Вышел "На 9 небе" -- фильм автора "Лета на балконе" Андреаса Дрезена, певца разбитых сердец и современной немецкой повседневности.
Европейское неуверенное лето. Европейские малогабаритные квартиры. По улицам летает пух. Люди в кадре говорят друг другу "герр" и "фрау", но чаще всего – "тут мир ляйт", "мне очень жаль". Кадр большую часть времени делят три взрослых человека. Замужняя фрау Инге (Урсула Вернер) – швея, берущая заказы на дом. Холостяк Карл (Хорст Реберг) – клиент, которому Инге починила брюки. Вернер (Хорст Вестфаль) – ее бородатый муж, в какой-то момент понявший, что работа с брюками слишком затянулась, и он в ней совершенно лишний.
Сумма углов треугольника, в который герр Дрезен вписал свое "Облако № 9", получается и впрямь заоблачной. Математика здесь простая: два героя этой истории разменивают седьмой десяток, а третий – холостяк Карл – готовится разменять девятый и это совсем не тот же случай, что бергмановская "Сарабанда", где зритель два часа созревал для оздоровляющего катарсиса в сцене с голыми Лив Ульман и Эрландом Йозефсоном, к рубежу нулевых разменявших столько же. В отличие от шведа наш немец зрителя не бережет и брюки с юбками снимает с действующих лиц на третьей минуте фильма.
На этой же минуте зрителю, зажатому голыми пенсионерами в угол кресла, придется делать выбор между баррикадой политкорректности и честным изъявлением эмоций. Второе, конечно, предпочтительней: стесняться нечего, в конечном счете, не к такой ли работе над собой принуждает настоящее произведение искусства? Именно к такой: оживший натюрморт из обвислых животов, сморщенных мышц и старческих пигментных пятен, слившихся в экстазе, отвратителен до рвоты, двух мнений быть не может. Но лечение началось, и где-то к середине, зажатый в угол собственным страхом перед смертью, начинаешь дышать уже ровно и свободно. Любое обнажение людей, не зашоренное фильтрами "красивого", обладает именно таким терапевтическим эффектом, когда из суммы двух углов, под которыми герои входят друг в друга, получается не обманчивый интим – вещь, в общем, преходящая, а что-то более существенное. Другое дело, что на что-то более существенное у этих красивых дряблых мышц и пигментных пятен почти не осталось времени. Тут мир ляйт.
У режиссера времени и того меньше – полтора часа, за который облако из довольно противоречивых зрительских эмоций, когда обнаженные старики и старухи впервые входят в кадр, нужно оформлять простым любовным треугольником во что-то более существенное. Техника Дрезена остается, в общем, та же, что и в «Лете на балконе» /Sommer vorm Balkon/ (2005), и «Гриль-баре »На полпути«» /Grill Point/ (2002): навязчивая демократия средних планов, в которых мы проводим большую часть своей жизни, сменяется эффективной диктатурой крупных, когда чужому, некрасивому лицу любимого человека, растянутому во весь экран, остается либо подчиниться, либо эмигрировать.
В отличие от двух предыдущих фильмов, где режиссер оставлял шанс на оптимизм, здесь оба выбора одинаково смертельны. Поэтому из зала выходишь не только с тутмирляйтом в голове, но и с тяжелым, хотя и вылеченным, сердцем.

════════

Задание: Кем работает фрау Инге согласно тексту упражнения?

════════

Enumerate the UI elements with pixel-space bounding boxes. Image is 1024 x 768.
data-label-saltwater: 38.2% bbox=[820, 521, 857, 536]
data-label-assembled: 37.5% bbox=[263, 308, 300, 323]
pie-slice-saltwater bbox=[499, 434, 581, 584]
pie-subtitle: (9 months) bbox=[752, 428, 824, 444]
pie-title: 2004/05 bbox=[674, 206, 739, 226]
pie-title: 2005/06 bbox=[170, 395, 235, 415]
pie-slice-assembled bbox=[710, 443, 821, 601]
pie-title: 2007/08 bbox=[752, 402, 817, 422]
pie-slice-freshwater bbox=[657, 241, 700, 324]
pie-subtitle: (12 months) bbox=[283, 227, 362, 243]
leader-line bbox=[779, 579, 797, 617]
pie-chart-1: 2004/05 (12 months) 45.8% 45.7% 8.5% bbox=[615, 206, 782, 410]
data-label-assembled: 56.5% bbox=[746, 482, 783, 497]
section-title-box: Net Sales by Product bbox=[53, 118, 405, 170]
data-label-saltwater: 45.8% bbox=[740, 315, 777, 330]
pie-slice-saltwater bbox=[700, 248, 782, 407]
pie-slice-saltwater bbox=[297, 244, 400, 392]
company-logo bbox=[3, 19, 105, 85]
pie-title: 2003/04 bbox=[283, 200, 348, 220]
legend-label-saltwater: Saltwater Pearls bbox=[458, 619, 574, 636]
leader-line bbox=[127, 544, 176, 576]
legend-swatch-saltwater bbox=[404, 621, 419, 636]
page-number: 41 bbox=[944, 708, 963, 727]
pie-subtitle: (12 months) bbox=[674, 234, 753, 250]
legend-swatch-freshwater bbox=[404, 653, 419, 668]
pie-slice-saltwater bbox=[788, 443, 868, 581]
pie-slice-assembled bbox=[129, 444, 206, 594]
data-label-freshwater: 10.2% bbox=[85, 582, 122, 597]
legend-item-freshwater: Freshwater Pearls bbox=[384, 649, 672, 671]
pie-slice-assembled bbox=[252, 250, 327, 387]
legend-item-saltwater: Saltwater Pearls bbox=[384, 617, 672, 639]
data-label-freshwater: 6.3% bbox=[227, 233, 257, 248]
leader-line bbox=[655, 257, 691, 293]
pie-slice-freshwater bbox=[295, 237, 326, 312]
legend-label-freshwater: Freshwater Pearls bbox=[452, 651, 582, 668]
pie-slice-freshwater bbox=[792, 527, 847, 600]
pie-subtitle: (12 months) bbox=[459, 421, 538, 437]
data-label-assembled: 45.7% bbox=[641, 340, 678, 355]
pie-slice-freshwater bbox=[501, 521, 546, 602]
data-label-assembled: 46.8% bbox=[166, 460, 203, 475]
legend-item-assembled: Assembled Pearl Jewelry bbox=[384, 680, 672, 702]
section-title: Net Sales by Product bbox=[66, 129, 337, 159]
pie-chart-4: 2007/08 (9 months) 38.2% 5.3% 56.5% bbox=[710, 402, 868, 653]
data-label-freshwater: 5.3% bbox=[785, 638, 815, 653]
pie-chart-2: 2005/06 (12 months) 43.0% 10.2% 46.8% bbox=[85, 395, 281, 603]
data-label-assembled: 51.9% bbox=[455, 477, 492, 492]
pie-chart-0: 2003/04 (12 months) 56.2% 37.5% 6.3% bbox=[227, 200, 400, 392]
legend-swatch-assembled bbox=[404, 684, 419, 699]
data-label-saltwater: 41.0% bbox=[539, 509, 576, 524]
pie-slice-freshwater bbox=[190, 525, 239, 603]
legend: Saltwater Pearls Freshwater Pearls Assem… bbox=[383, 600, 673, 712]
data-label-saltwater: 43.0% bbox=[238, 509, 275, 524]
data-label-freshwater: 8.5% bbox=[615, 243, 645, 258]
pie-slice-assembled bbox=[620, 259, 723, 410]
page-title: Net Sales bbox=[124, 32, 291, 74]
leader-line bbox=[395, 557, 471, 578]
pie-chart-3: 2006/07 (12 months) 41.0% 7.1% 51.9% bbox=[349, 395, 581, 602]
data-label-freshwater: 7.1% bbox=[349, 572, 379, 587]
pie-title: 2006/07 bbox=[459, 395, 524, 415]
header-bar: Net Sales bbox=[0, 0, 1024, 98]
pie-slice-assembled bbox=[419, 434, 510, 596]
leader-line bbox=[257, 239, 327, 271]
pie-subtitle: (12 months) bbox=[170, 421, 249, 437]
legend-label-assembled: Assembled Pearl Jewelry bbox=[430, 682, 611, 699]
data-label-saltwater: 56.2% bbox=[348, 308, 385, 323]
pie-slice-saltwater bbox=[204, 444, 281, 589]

════════

Ответ: Швеей, берущей заказы на дом.